→ **SOURCE MATERIAL**
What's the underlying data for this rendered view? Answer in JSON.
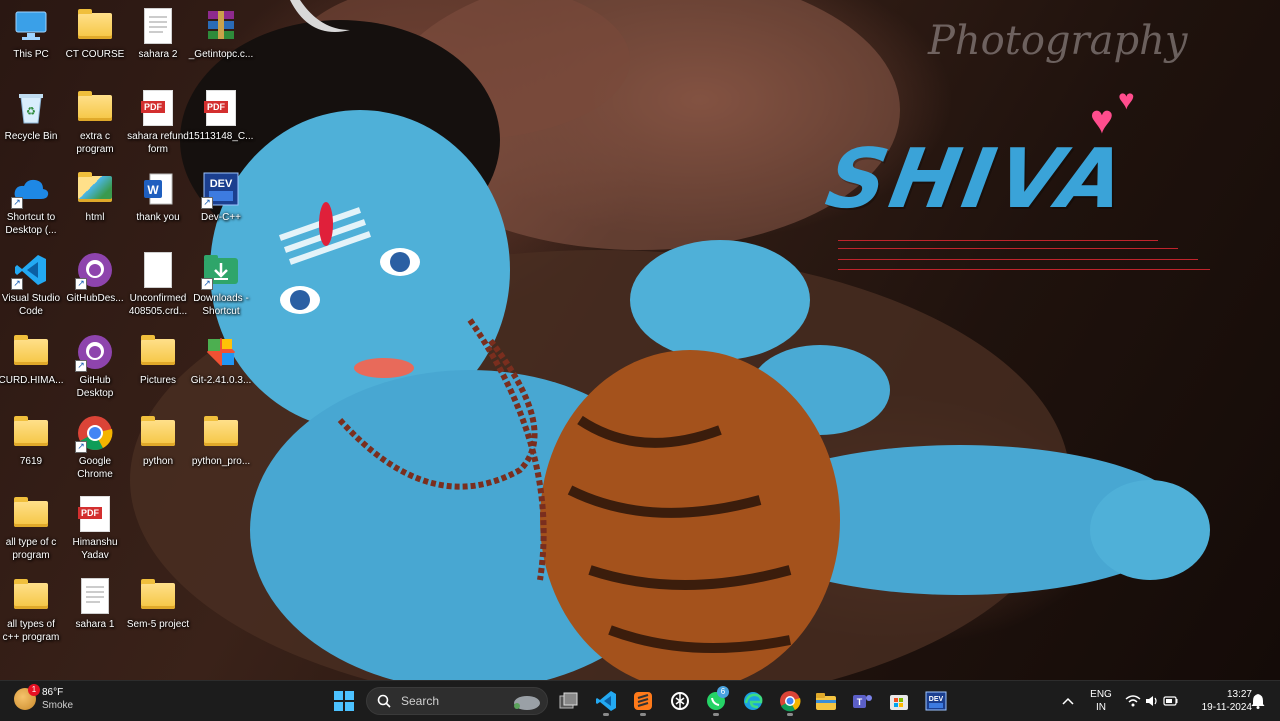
{
  "wallpaper": {
    "title": "SHIVA",
    "subtitle": "Photography"
  },
  "desktop_icons": [
    {
      "label": "This PC",
      "icon": "this-pc-icon"
    },
    {
      "label": "CT COURSE",
      "icon": "folder-icon"
    },
    {
      "label": "sahara 2",
      "icon": "image-file-icon"
    },
    {
      "label": "_Getintopc.c...",
      "icon": "winrar-archive-icon"
    },
    {
      "label": "Recycle Bin",
      "icon": "recycle-bin-icon"
    },
    {
      "label": "extra c program",
      "icon": "folder-icon"
    },
    {
      "label": "sahara refund form",
      "icon": "pdf-icon"
    },
    {
      "label": "15113148_C...",
      "icon": "pdf-icon"
    },
    {
      "label": "Shortcut to Desktop (...",
      "icon": "onedrive-icon"
    },
    {
      "label": "html",
      "icon": "folder-icon"
    },
    {
      "label": "thank you",
      "icon": "word-doc-icon"
    },
    {
      "label": "Dev-C++",
      "icon": "dev-cpp-icon"
    },
    {
      "label": "Visual Studio Code",
      "icon": "vscode-icon"
    },
    {
      "label": "GitHubDes...",
      "icon": "github-icon"
    },
    {
      "label": "Unconfirmed 408505.crd...",
      "icon": "blank-file-icon"
    },
    {
      "label": "Downloads - Shortcut",
      "icon": "downloads-icon"
    },
    {
      "label": "CURD.HIMA...",
      "icon": "folder-icon"
    },
    {
      "label": "GitHub Desktop",
      "icon": "github-icon"
    },
    {
      "label": "Pictures",
      "icon": "folder-icon"
    },
    {
      "label": "Git-2.41.0.3...",
      "icon": "git-installer-icon"
    },
    {
      "label": "7619",
      "icon": "folder-icon"
    },
    {
      "label": "Google Chrome",
      "icon": "chrome-icon"
    },
    {
      "label": "python",
      "icon": "folder-icon"
    },
    {
      "label": "python_pro...",
      "icon": "folder-icon"
    },
    {
      "label": "all type of c program",
      "icon": "folder-icon"
    },
    {
      "label": "Himanshu Yadav",
      "icon": "pdf-icon"
    },
    {
      "label": "all types of c++ program",
      "icon": "folder-icon"
    },
    {
      "label": "sahara 1",
      "icon": "image-file-icon"
    },
    {
      "label": "Sem-5 project",
      "icon": "folder-icon"
    }
  ],
  "taskbar": {
    "weather": {
      "temp": "86°F",
      "condition": "Smoke",
      "badge": "1"
    },
    "search": {
      "placeholder": "Search"
    },
    "apps": [
      {
        "name": "start",
        "icon": "windows-start-icon"
      },
      {
        "name": "task-view",
        "icon": "task-view-icon"
      },
      {
        "name": "vscode",
        "icon": "vscode-icon"
      },
      {
        "name": "sublime",
        "icon": "sublime-text-icon"
      },
      {
        "name": "chatgpt",
        "icon": "chatgpt-icon"
      },
      {
        "name": "whatsapp",
        "icon": "whatsapp-icon",
        "badge": "6"
      },
      {
        "name": "edge",
        "icon": "edge-icon"
      },
      {
        "name": "chrome",
        "icon": "chrome-icon"
      },
      {
        "name": "file-explorer",
        "icon": "file-explorer-icon"
      },
      {
        "name": "teams",
        "icon": "teams-icon"
      },
      {
        "name": "store",
        "icon": "microsoft-store-icon"
      },
      {
        "name": "dev-cpp",
        "icon": "dev-cpp-icon"
      }
    ],
    "tray": {
      "lang_line1": "ENG",
      "lang_line2": "IN",
      "time": "13:27",
      "date": "19-11-2024"
    }
  },
  "colors": {
    "taskbar_bg": "#1c1c1c",
    "title_blue": "#3aa3d8",
    "heart_pink": "#ff4d8d"
  }
}
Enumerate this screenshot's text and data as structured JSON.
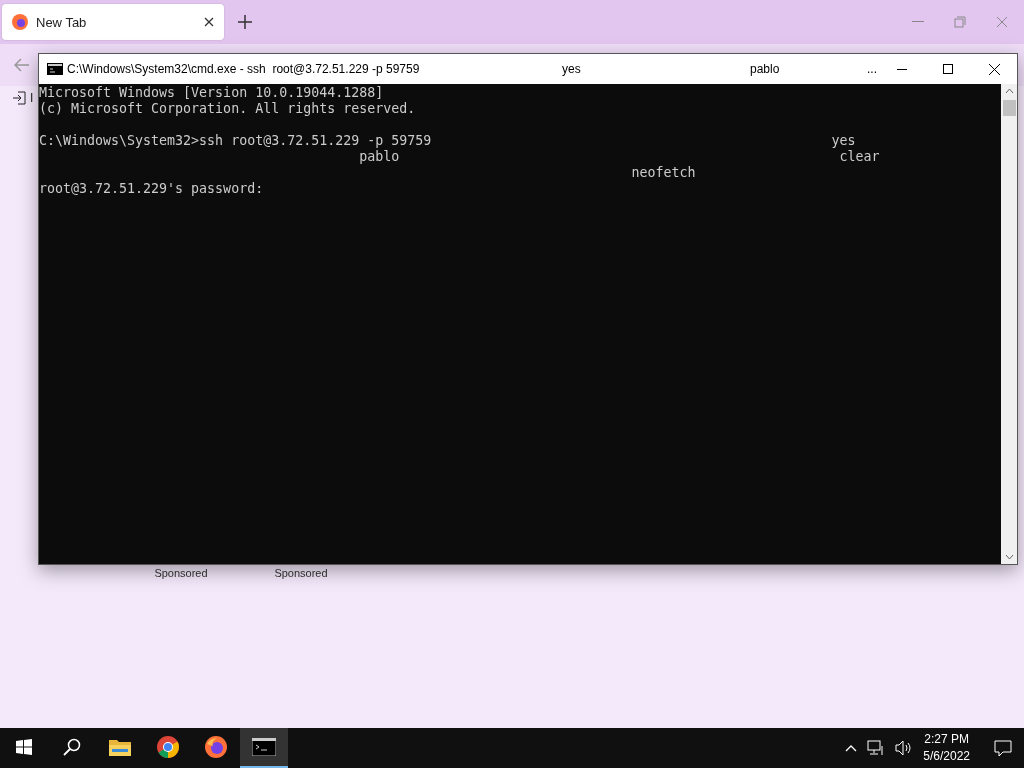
{
  "browser": {
    "tab": {
      "title": "New Tab",
      "selected": true
    },
    "bookmark_partial": "I",
    "shortcuts": [
      {
        "sublabel": "Sponsored"
      },
      {
        "sublabel": "Sponsored"
      }
    ]
  },
  "terminal": {
    "title_parts": [
      "C:\\Windows\\System32\\cmd.exe - ssh  root@3.72.51.229 -p 59759",
      "yes",
      "pablo",
      "..."
    ],
    "lines": [
      {
        "kind": "text",
        "text": "Microsoft Windows [Version 10.0.19044.1288]"
      },
      {
        "kind": "text",
        "text": "(c) Microsoft Corporation. All rights reserved."
      },
      {
        "kind": "blank"
      },
      {
        "kind": "text",
        "text": "C:\\Windows\\System32>ssh root@3.72.51.229 -p 59759                                                  yes"
      },
      {
        "kind": "text",
        "text": "                                        pablo                                                       clear"
      },
      {
        "kind": "text",
        "text": "                                                                          neofetch"
      },
      {
        "kind": "text",
        "text": "root@3.72.51.229's password:"
      }
    ]
  },
  "taskbar": {
    "apps": [
      {
        "kind": "explorer",
        "active": false
      },
      {
        "kind": "chrome",
        "active": false
      },
      {
        "kind": "firefox",
        "active": false
      },
      {
        "kind": "terminal",
        "active": true
      }
    ],
    "time": "2:27 PM",
    "date": "5/6/2022"
  }
}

→ **WHAT YOU NEED TO DO**
List each line in the listing that contains the string "sahara".

→ **RESPONSE TO THE EXERCISE**
      "label": "sahara 2",
      "label": "sahara refund form",
      "label": "sahara 1",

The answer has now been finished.